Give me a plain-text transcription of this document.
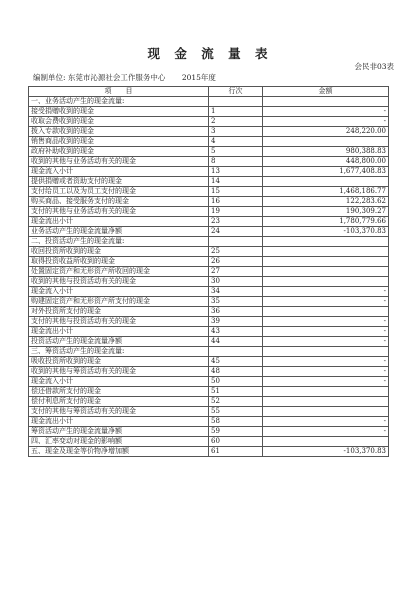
现 金 流 量 表
会民非03表
编制单位: 东莞市沁源社会工作服务中心 2015年度
项　　目	行次	金额
一、业务活动产生的现金流量:		
接受捐赠收到的现金	1	-
收取会费收到的现金	2	-
拨入专款收到的现金	3	248,220.00
销售商品收到的现金	4	
政府补助收到的现金	5	980,388.83
收到的其他与业务活动有关的现金	8	448,800.00
现金流入小计	13	1,677,408.83
提供捐赠或者资助支付的现金	14	
支付给员工以及为员工支付的现金	15	1,468,186.77
购买商品、接受服务支付的现金	16	122,283.62
支付的其他与业务活动有关的现金	19	190,309.27
现金流出小计	23	1,780,779.66
业务活动产生的现金流量净额	24	-103,370.83
二、投资活动产生的现金流量:		
收回投资所收到的现金	25	
取得投资收益所收到的现金	26	
处置固定资产和无形资产所收回的现金	27	
收到的其他与投资活动有关的现金	30	
现金流入小计	34	-
购建固定资产和无形资产所支付的现金	35	-
对外投资所支付的现金	36	
支付的其他与投资活动有关的现金	39	-
现金流出小计	43	-
投资活动产生的现金流量净额	44	-
三、筹资活动产生的现金流量:		
吸收投资所收到的现金	45	-
收到的其他与筹资活动有关的现金	48	-
现金流入小计	50	-
偿还借款所支付的现金	51	
偿付利息所支付的现金	52	
支付的其他与筹资活动有关的现金	55	
现金流出小计	58	-
筹资活动产生的现金流量净额	59	-
四、汇率变动对现金的影响额	60	
五、现金及现金等价物净增加额	61	-103,370.83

####

:: Set exercise ::
Quote in full the listing given above; the images are to be left out.

:: Written reply ::
Give me a plain-text transcription of this document.
现 金 流 量 表
会民非03表
编制单位: 东莞市沁源社会工作服务中心 2015年度
项　　目	行次	金额
一、业务活动产生的现金流量:		
接受捐赠收到的现金	1	-
收取会费收到的现金	2	-
拨入专款收到的现金	3	248,220.00
销售商品收到的现金	4	
政府补助收到的现金	5	980,388.83
收到的其他与业务活动有关的现金	8	448,800.00
现金流入小计	13	1,677,408.83
提供捐赠或者资助支付的现金	14	
支付给员工以及为员工支付的现金	15	1,468,186.77
购买商品、接受服务支付的现金	16	122,283.62
支付的其他与业务活动有关的现金	19	190,309.27
现金流出小计	23	1,780,779.66
业务活动产生的现金流量净额	24	-103,370.83
二、投资活动产生的现金流量:		
收回投资所收到的现金	25	
取得投资收益所收到的现金	26	
处置固定资产和无形资产所收回的现金	27	
收到的其他与投资活动有关的现金	30	
现金流入小计	34	-
购建固定资产和无形资产所支付的现金	35	-
对外投资所支付的现金	36	
支付的其他与投资活动有关的现金	39	-
现金流出小计	43	-
投资活动产生的现金流量净额	44	-
三、筹资活动产生的现金流量:		
吸收投资所收到的现金	45	-
收到的其他与筹资活动有关的现金	48	-
现金流入小计	50	-
偿还借款所支付的现金	51	
偿付利息所支付的现金	52	
支付的其他与筹资活动有关的现金	55	
现金流出小计	58	-
筹资活动产生的现金流量净额	59	-
四、汇率变动对现金的影响额	60	
五、现金及现金等价物净增加额	61	-103,370.83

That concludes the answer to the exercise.